● **Task directions**: Copy all the material that follows, keeping every character the same.

● **The data**:
--

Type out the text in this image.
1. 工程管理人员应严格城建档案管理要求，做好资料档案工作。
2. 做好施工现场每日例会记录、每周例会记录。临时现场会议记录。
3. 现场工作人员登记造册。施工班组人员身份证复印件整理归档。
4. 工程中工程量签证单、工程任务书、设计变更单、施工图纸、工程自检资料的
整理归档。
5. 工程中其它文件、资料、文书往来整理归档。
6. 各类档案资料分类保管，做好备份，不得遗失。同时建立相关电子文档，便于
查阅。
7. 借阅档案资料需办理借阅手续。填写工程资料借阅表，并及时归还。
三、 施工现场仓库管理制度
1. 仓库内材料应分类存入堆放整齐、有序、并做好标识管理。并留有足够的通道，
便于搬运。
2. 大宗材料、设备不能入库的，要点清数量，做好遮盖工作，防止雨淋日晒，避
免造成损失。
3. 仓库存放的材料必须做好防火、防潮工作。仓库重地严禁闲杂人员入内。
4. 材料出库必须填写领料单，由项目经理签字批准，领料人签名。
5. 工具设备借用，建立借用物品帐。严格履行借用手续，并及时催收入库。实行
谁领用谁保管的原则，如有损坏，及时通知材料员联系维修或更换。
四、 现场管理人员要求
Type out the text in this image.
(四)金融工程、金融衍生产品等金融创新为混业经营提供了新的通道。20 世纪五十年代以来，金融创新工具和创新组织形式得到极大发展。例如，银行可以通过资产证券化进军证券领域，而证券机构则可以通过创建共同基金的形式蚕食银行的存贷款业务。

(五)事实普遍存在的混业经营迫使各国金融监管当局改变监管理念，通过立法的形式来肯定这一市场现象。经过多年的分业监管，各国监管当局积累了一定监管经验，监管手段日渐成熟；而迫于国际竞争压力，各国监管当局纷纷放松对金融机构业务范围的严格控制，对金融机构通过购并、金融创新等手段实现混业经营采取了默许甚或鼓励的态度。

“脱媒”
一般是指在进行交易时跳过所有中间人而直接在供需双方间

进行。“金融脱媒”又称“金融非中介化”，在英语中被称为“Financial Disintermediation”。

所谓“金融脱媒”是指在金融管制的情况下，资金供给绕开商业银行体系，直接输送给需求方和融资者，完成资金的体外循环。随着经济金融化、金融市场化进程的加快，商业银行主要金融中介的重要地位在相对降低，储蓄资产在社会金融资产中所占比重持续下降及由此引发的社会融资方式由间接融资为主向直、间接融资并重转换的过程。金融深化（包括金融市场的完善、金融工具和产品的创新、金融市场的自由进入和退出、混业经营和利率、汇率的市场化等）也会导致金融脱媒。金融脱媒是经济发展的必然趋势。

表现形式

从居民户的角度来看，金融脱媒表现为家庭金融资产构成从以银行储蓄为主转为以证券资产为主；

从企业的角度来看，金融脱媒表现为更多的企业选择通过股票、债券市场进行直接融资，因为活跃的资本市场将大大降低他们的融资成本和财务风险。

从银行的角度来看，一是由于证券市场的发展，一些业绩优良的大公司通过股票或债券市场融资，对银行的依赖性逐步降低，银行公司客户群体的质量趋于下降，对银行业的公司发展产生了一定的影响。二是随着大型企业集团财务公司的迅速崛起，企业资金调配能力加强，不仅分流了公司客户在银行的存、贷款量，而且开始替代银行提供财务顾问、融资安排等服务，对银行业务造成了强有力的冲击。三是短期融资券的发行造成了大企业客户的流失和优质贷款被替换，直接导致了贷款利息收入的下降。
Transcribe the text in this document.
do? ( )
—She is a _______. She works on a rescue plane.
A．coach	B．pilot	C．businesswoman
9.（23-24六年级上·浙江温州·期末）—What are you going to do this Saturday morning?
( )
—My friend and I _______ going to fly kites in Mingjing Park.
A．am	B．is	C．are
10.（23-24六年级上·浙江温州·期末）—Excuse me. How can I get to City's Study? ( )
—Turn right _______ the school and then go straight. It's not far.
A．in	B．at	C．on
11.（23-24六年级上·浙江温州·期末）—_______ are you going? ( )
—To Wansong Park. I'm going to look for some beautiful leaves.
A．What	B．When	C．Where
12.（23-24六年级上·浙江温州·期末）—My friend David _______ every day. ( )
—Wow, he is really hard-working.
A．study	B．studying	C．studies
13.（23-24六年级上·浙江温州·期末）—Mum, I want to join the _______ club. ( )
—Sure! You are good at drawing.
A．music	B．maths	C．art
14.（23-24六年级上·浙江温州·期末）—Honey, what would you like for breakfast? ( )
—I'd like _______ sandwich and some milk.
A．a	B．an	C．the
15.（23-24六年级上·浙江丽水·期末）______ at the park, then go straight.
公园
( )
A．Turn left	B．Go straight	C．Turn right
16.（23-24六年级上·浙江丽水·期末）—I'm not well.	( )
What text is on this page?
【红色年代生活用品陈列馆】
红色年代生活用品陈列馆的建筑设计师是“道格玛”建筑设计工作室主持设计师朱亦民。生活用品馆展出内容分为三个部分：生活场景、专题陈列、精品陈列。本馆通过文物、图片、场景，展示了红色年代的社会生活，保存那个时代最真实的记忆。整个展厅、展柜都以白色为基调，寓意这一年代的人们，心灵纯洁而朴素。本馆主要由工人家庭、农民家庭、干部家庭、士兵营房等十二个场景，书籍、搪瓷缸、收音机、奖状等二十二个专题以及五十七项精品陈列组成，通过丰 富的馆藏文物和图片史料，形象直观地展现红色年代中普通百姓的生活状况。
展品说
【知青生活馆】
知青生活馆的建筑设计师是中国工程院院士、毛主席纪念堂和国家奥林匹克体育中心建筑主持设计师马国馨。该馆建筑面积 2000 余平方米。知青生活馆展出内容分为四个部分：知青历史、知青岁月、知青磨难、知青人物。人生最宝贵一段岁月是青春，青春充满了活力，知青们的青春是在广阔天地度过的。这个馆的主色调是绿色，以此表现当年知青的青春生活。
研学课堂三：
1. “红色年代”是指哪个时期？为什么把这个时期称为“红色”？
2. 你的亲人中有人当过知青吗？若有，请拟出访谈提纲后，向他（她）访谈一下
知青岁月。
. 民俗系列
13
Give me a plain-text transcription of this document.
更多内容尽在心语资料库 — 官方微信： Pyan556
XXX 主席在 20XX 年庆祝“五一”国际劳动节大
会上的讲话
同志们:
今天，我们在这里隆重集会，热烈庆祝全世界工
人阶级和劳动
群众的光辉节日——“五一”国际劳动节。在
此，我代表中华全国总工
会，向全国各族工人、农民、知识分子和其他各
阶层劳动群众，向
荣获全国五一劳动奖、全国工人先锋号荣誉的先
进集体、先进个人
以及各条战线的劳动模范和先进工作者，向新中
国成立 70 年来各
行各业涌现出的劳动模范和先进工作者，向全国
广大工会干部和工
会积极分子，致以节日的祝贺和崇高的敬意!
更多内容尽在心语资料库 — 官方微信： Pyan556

--

● **Answer**:
Type out the text in this image.
1. 工程管理人员应严格城建档案管理要求，做好资料档案工作。
2. 做好施工现场每日例会记录、每周例会记录。临时现场会议记录。
3. 现场工作人员登记造册。施工班组人员身份证复印件整理归档。
4. 工程中工程量签证单、工程任务书、设计变更单、施工图纸、工程自检资料的
整理归档。
5. 工程中其它文件、资料、文书往来整理归档。
6. 各类档案资料分类保管，做好备份，不得遗失。同时建立相关电子文档，便于
查阅。
7. 借阅档案资料需办理借阅手续。填写工程资料借阅表，并及时归还。
三、 施工现场仓库管理制度
1. 仓库内材料应分类存入堆放整齐、有序、并做好标识管理。并留有足够的通道，
便于搬运。
2. 大宗材料、设备不能入库的，要点清数量，做好遮盖工作，防止雨淋日晒，避
免造成损失。
3. 仓库存放的材料必须做好防火、防潮工作。仓库重地严禁闲杂人员入内。
4. 材料出库必须填写领料单，由项目经理签字批准，领料人签名。
5. 工具设备借用，建立借用物品帐。严格履行借用手续，并及时催收入库。实行
谁领用谁保管的原则，如有损坏，及时通知材料员联系维修或更换。
四、 现场管理人员要求
Type out the text in this image.
(四)金融工程、金融衍生产品等金融创新为混业经营提供了新的通道。20 世纪五十年代以来，金融创新工具和创新组织形式得到极大发展。例如，银行可以通过资产证券化进军证券领域，而证券机构则可以通过创建共同基金的形式蚕食银行的存贷款业务。

(五)事实普遍存在的混业经营迫使各国金融监管当局改变监管理念，通过立法的形式来肯定这一市场现象。经过多年的分业监管，各国监管当局积累了一定监管经验，监管手段日渐成熟；而迫于国际竞争压力，各国监管当局纷纷放松对金融机构业务范围的严格控制，对金融机构通过购并、金融创新等手段实现混业经营采取了默许甚或鼓励的态度。

“脱媒”
一般是指在进行交易时跳过所有中间人而直接在供需双方间

进行。“金融脱媒”又称“金融非中介化”，在英语中被称为“Financial Disintermediation”。

所谓“金融脱媒”是指在金融管制的情况下，资金供给绕开商业银行体系，直接输送给需求方和融资者，完成资金的体外循环。随着经济金融化、金融市场化进程的加快，商业银行主要金融中介的重要地位在相对降低，储蓄资产在社会金融资产中所占比重持续下降及由此引发的社会融资方式由间接融资为主向直、间接融资并重转换的过程。金融深化（包括金融市场的完善、金融工具和产品的创新、金融市场的自由进入和退出、混业经营和利率、汇率的市场化等）也会导致金融脱媒。金融脱媒是经济发展的必然趋势。

表现形式

从居民户的角度来看，金融脱媒表现为家庭金融资产构成从以银行储蓄为主转为以证券资产为主；

从企业的角度来看，金融脱媒表现为更多的企业选择通过股票、债券市场进行直接融资，因为活跃的资本市场将大大降低他们的融资成本和财务风险。

从银行的角度来看，一是由于证券市场的发展，一些业绩优良的大公司通过股票或债券市场融资，对银行的依赖性逐步降低，银行公司客户群体的质量趋于下降，对银行业的公司发展产生了一定的影响。二是随着大型企业集团财务公司的迅速崛起，企业资金调配能力加强，不仅分流了公司客户在银行的存、贷款量，而且开始替代银行提供财务顾问、融资安排等服务，对银行业务造成了强有力的冲击。三是短期融资券的发行造成了大企业客户的流失和优质贷款被替换，直接导致了贷款利息收入的下降。
Transcribe the text in this document.
do? ( )
—She is a _______. She works on a rescue plane.
A．coach	B．pilot	C．businesswoman
9.（23-24六年级上·浙江温州·期末）—What are you going to do this Saturday morning?
( )
—My friend and I _______ going to fly kites in Mingjing Park.
A．am	B．is	C．are
10.（23-24六年级上·浙江温州·期末）—Excuse me. How can I get to City's Study? ( )
—Turn right _______ the school and then go straight. It's not far.
A．in	B．at	C．on
11.（23-24六年级上·浙江温州·期末）—_______ are you going? ( )
—To Wansong Park. I'm going to look for some beautiful leaves.
A．What	B．When	C．Where
12.（23-24六年级上·浙江温州·期末）—My friend David _______ every day. ( )
—Wow, he is really hard-working.
A．study	B．studying	C．studies
13.（23-24六年级上·浙江温州·期末）—Mum, I want to join the _______ club. ( )
—Sure! You are good at drawing.
A．music	B．maths	C．art
14.（23-24六年级上·浙江温州·期末）—Honey, what would you like for breakfast? ( )
—I'd like _______ sandwich and some milk.
A．a	B．an	C．the
15.（23-24六年级上·浙江丽水·期末）______ at the park, then go straight.
公园
( )
A．Turn left	B．Go straight	C．Turn right
16.（23-24六年级上·浙江丽水·期末）—I'm not well.	( )
What text is on this page?
【红色年代生活用品陈列馆】
红色年代生活用品陈列馆的建筑设计师是“道格玛”建筑设计工作室主持设计师朱亦民。生活用品馆展出内容分为三个部分：生活场景、专题陈列、精品陈列。本馆通过文物、图片、场景，展示了红色年代的社会生活，保存那个时代最真实的记忆。整个展厅、展柜都以白色为基调，寓意这一年代的人们，心灵纯洁而朴素。本馆主要由工人家庭、农民家庭、干部家庭、士兵营房等十二个场景，书籍、搪瓷缸、收音机、奖状等二十二个专题以及五十七项精品陈列组成，通过丰 富的馆藏文物和图片史料，形象直观地展现红色年代中普通百姓的生活状况。
展品说
【知青生活馆】
知青生活馆的建筑设计师是中国工程院院士、毛主席纪念堂和国家奥林匹克体育中心建筑主持设计师马国馨。该馆建筑面积 2000 余平方米。知青生活馆展出内容分为四个部分：知青历史、知青岁月、知青磨难、知青人物。人生最宝贵一段岁月是青春，青春充满了活力，知青们的青春是在广阔天地度过的。这个馆的主色调是绿色，以此表现当年知青的青春生活。
研学课堂三：
1. “红色年代”是指哪个时期？为什么把这个时期称为“红色”？
2. 你的亲人中有人当过知青吗？若有，请拟出访谈提纲后，向他（她）访谈一下
知青岁月。
. 民俗系列
13
Give me a plain-text transcription of this document.
更多内容尽在心语资料库 — 官方微信： Pyan556
XXX 主席在 20XX 年庆祝“五一”国际劳动节大
会上的讲话
同志们:
今天，我们在这里隆重集会，热烈庆祝全世界工
人阶级和劳动
群众的光辉节日——“五一”国际劳动节。在
此，我代表中华全国总工
会，向全国各族工人、农民、知识分子和其他各
阶层劳动群众，向
荣获全国五一劳动奖、全国工人先锋号荣誉的先
进集体、先进个人
以及各条战线的劳动模范和先进工作者，向新中
国成立 70 年来各
行各业涌现出的劳动模范和先进工作者，向全国
广大工会干部和工
会积极分子，致以节日的祝贺和崇高的敬意!
更多内容尽在心语资料库 — 官方微信： Pyan556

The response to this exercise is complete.